*YOUR OBJECTIVE:*
Scan the data for "Đường" and copy the lines it appears in.

[Records]
────────

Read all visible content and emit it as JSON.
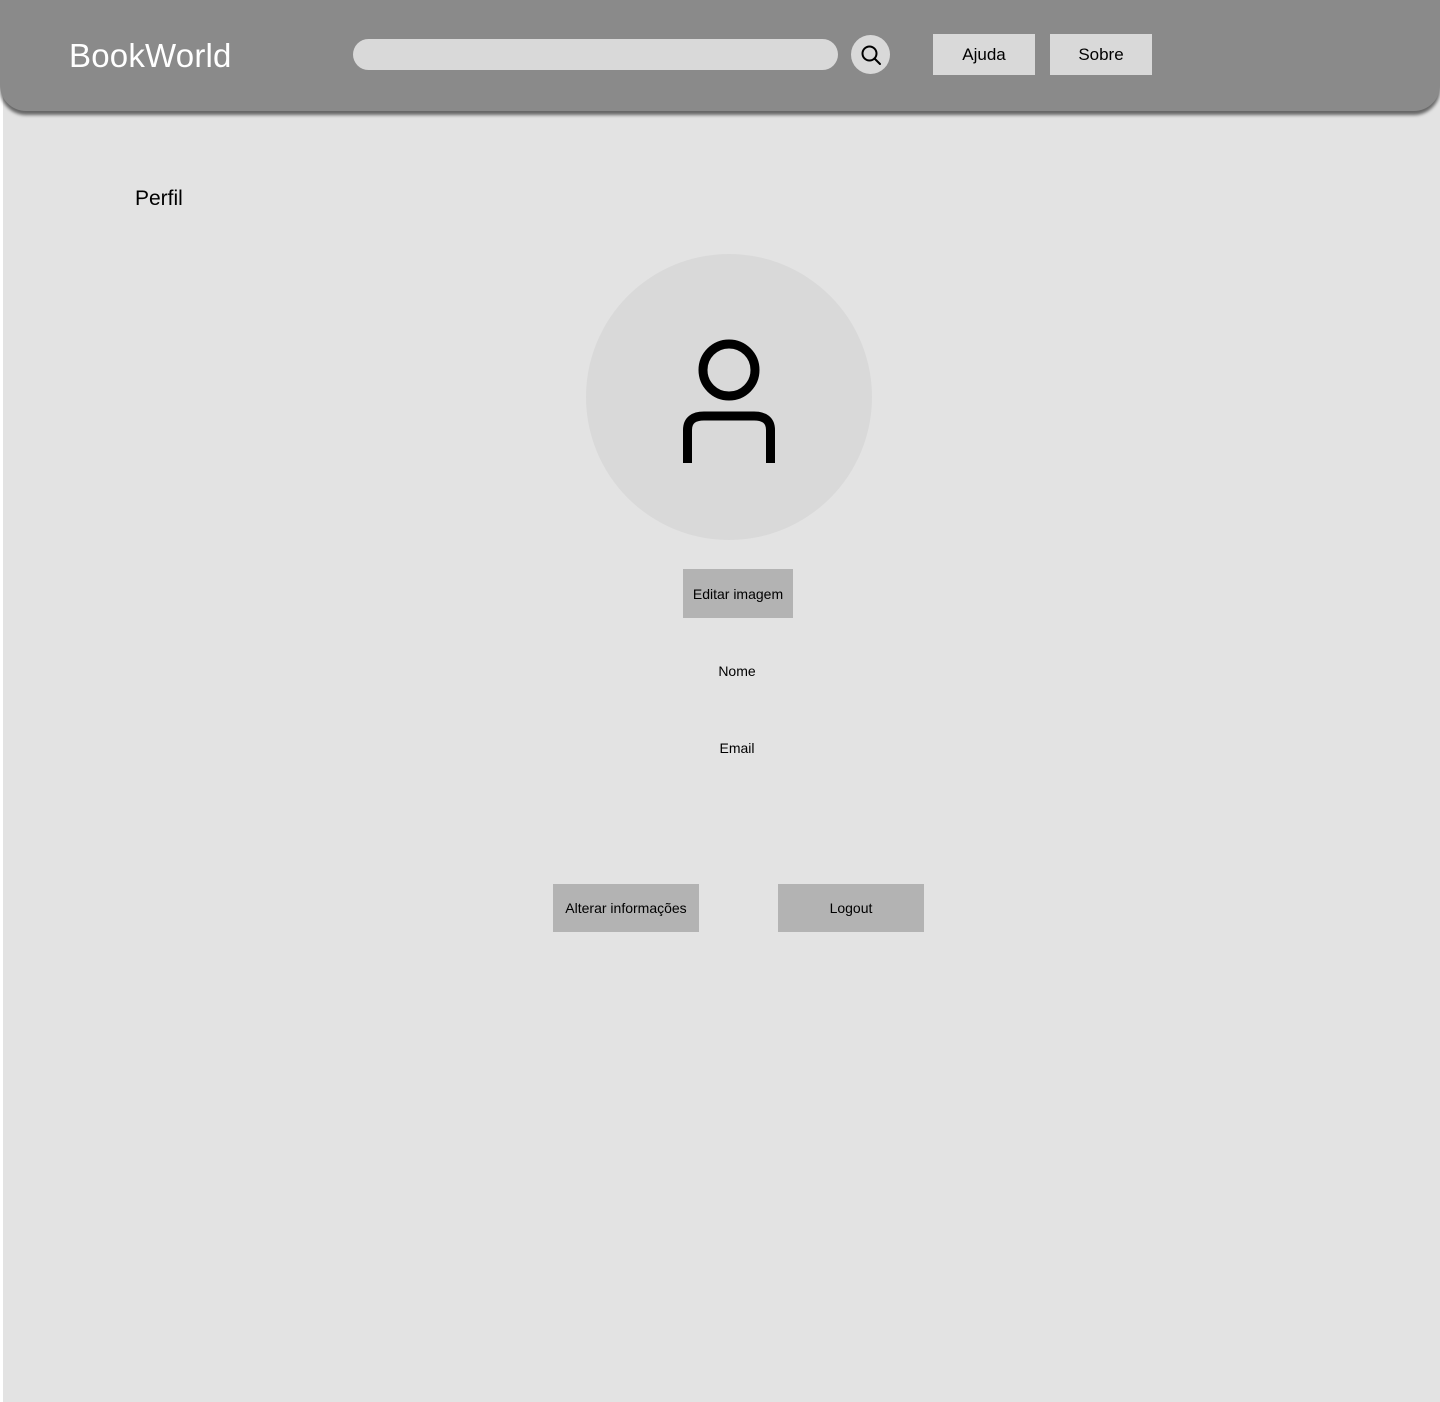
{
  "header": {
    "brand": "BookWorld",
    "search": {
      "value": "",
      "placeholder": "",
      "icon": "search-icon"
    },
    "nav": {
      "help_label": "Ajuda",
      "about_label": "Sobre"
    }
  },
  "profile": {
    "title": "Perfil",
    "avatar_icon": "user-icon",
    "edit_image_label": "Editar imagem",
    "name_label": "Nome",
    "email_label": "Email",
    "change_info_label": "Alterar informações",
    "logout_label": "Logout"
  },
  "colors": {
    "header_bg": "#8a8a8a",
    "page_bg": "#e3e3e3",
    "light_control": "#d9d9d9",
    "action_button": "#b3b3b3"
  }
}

────────

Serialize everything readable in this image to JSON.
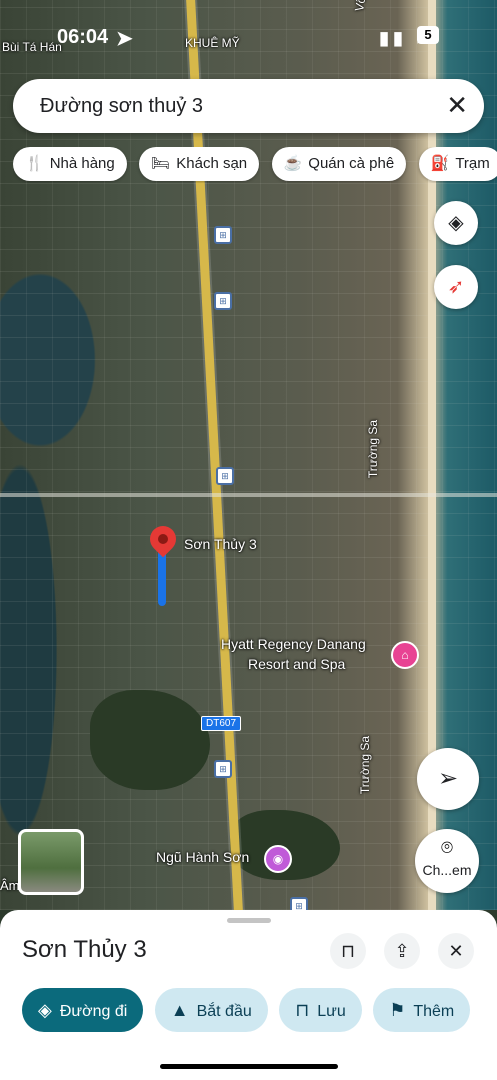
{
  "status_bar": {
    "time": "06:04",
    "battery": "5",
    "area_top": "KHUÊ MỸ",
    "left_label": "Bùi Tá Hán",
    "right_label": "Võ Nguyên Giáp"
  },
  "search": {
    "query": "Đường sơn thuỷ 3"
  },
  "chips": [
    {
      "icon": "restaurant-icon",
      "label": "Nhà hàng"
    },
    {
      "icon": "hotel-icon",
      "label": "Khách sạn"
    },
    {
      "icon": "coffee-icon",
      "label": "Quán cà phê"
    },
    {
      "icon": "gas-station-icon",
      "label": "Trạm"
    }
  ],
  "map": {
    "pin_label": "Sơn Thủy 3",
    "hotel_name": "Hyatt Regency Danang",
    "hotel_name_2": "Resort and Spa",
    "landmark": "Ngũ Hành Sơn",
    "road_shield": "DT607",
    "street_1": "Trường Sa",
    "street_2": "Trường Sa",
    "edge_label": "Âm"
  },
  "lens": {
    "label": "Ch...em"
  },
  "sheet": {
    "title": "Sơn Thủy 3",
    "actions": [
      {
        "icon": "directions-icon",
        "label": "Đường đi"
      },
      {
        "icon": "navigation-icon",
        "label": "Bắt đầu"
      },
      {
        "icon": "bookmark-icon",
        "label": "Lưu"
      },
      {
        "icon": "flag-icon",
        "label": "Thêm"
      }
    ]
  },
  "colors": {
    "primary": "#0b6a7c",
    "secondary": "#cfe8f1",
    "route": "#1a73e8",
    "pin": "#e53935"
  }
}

────────

*RESPONSE TO THIS TASK:*
    "query": "Đường sơn thuỷ 3"
        "label": "Đường đi"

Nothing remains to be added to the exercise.